Entries taken from a collection

──────────────────────────────

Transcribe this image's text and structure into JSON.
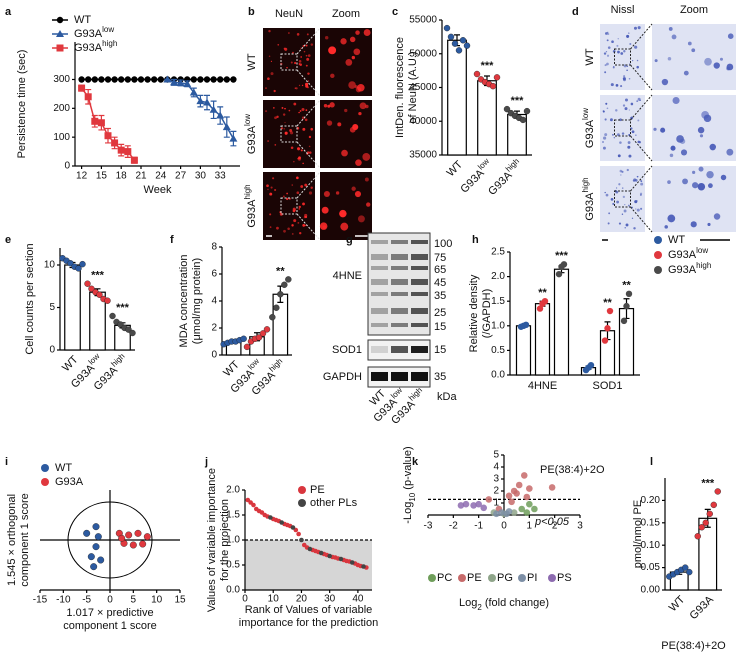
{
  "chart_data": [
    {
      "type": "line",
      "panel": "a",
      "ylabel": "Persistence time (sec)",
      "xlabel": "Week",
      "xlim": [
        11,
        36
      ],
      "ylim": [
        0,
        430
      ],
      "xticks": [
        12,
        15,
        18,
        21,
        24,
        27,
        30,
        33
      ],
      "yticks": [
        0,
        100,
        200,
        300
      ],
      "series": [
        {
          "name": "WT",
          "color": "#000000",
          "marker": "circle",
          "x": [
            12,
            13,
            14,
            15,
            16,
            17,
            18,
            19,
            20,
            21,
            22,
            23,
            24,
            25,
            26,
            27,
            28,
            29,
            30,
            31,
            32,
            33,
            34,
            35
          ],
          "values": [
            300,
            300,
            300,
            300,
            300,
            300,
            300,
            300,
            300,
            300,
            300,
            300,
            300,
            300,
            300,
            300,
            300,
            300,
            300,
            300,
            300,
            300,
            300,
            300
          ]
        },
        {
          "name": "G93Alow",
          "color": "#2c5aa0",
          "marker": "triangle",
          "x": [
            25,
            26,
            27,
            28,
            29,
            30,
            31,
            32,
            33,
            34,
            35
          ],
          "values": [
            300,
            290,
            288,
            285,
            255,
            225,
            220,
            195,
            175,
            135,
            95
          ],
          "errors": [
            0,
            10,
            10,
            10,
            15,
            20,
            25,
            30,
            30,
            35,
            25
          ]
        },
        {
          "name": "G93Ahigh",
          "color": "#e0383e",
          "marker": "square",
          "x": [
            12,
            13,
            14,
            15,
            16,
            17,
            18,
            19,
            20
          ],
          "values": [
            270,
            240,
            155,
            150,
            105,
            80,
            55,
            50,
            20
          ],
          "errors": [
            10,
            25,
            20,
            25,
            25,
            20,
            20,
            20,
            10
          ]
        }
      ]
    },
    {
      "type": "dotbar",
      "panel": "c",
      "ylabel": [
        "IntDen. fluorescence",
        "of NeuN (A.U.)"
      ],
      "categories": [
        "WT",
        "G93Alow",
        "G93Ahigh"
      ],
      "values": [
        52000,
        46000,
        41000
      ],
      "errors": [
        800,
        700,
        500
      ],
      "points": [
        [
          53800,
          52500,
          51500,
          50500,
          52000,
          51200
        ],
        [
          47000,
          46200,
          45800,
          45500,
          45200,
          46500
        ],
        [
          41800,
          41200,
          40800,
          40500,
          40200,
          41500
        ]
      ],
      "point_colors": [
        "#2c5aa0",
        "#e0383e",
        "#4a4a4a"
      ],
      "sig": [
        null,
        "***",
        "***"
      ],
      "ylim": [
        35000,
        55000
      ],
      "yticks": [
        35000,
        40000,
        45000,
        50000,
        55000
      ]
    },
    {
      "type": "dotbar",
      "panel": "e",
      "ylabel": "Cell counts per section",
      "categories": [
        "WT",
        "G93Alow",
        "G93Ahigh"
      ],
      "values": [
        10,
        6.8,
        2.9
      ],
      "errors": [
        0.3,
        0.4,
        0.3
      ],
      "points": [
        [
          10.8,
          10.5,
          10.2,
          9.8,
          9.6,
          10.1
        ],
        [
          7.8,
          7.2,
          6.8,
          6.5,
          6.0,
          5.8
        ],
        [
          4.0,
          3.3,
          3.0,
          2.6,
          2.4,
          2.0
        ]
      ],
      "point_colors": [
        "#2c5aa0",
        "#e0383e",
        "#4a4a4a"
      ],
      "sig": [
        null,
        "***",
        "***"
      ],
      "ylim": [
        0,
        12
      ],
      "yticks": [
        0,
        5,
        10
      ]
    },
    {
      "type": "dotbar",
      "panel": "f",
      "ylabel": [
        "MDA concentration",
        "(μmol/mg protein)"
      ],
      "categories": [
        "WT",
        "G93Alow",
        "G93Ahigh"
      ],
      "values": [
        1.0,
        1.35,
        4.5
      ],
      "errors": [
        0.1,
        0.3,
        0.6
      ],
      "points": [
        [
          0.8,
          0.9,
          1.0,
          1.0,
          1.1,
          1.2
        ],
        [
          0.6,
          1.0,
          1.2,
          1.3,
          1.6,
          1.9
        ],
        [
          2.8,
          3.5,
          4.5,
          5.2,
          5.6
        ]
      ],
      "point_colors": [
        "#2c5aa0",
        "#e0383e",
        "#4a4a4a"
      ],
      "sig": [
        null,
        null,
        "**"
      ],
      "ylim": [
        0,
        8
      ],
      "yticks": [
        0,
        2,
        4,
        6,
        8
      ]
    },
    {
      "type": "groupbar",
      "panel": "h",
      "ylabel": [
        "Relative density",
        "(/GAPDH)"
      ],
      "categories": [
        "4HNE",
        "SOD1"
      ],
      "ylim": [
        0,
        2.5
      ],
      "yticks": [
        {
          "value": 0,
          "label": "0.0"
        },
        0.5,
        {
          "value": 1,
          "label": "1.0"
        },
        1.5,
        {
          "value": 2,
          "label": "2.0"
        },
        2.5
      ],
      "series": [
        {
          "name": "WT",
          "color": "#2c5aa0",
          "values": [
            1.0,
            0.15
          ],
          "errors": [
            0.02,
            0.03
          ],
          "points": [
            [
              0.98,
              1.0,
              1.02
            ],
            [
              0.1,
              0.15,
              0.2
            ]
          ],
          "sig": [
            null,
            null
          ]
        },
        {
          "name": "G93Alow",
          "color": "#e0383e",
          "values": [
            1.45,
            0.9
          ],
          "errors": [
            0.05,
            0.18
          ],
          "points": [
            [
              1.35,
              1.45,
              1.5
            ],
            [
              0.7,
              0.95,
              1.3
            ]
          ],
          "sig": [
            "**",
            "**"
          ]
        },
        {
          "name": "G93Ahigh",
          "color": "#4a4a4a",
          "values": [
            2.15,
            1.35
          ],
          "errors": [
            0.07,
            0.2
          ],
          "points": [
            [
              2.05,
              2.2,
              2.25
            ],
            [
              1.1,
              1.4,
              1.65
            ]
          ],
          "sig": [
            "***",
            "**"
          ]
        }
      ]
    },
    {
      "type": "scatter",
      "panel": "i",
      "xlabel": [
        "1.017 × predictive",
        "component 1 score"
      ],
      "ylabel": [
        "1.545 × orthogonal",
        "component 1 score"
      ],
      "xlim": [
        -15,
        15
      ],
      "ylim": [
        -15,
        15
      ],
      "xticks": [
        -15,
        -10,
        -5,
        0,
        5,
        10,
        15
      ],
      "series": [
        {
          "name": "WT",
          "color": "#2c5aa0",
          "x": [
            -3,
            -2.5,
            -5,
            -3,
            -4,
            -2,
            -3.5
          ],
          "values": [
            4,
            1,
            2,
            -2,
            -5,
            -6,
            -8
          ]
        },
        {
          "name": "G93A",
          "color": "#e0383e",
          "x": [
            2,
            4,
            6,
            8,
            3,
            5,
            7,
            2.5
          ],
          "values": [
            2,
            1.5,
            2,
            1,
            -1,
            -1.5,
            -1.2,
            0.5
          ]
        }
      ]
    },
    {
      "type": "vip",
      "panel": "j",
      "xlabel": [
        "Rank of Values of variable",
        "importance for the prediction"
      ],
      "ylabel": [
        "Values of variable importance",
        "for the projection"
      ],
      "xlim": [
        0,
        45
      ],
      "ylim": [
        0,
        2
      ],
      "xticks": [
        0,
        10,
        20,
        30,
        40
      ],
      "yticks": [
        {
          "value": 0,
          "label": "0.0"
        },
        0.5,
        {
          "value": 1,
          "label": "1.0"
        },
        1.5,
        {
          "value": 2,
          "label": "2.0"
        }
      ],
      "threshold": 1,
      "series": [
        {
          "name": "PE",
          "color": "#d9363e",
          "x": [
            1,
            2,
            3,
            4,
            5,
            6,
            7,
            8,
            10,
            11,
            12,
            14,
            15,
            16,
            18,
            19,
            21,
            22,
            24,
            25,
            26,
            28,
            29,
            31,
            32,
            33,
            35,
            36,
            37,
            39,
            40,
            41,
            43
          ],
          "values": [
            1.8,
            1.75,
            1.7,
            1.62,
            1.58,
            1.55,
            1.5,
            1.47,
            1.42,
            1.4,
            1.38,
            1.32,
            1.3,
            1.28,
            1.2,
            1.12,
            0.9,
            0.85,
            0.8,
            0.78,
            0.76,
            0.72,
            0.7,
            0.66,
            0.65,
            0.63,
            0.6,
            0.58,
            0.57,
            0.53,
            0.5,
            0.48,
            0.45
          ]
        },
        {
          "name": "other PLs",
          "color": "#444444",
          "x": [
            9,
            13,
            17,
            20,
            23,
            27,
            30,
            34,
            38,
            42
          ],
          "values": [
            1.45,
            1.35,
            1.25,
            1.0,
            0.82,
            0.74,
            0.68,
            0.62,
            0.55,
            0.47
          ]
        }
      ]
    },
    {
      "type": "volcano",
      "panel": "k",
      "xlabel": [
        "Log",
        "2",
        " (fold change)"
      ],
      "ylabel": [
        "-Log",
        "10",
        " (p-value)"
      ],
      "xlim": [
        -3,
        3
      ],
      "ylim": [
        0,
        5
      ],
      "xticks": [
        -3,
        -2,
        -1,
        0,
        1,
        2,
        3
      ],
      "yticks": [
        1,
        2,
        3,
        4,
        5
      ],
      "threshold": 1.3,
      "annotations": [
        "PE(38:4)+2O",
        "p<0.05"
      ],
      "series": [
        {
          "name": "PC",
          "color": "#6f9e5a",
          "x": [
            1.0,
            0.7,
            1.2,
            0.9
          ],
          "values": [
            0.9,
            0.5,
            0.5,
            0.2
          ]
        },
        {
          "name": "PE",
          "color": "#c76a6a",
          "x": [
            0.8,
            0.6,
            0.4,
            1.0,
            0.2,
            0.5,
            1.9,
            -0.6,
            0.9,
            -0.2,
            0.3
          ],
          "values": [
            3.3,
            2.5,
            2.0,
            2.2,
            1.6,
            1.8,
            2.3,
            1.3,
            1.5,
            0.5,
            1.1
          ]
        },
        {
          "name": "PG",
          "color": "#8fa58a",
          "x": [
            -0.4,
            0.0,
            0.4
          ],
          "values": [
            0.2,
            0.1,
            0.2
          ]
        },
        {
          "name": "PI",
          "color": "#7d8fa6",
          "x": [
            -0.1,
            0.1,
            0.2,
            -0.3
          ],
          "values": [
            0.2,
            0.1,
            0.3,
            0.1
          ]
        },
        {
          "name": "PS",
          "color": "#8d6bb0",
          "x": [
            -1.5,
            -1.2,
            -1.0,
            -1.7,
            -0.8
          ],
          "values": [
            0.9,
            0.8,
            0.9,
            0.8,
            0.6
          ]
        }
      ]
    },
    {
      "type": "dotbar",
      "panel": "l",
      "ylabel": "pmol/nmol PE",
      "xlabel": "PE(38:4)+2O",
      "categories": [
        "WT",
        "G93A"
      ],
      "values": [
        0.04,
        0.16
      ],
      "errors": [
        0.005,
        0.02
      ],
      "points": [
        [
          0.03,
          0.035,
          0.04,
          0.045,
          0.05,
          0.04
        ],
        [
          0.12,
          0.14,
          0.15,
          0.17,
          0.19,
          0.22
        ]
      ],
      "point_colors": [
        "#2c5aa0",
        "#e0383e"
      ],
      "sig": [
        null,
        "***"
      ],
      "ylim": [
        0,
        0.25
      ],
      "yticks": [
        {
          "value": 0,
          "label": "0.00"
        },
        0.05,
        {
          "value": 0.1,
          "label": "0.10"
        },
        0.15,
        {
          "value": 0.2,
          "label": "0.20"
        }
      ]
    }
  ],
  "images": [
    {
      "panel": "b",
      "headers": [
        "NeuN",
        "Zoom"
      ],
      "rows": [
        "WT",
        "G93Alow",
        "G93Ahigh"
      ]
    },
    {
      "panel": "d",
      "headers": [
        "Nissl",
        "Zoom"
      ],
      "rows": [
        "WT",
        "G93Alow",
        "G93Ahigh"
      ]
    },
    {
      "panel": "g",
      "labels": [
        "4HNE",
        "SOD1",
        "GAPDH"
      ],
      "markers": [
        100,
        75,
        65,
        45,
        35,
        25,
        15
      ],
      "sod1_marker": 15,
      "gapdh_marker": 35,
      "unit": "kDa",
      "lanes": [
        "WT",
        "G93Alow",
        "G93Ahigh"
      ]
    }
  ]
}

──────────────────────────────

YOUR ASSIGNMENT: Search the data above for the string "importance" and return every line that has it.

OUTPUT OF THE TASK:
        "importance for the prediction"
        "Values of variable importance",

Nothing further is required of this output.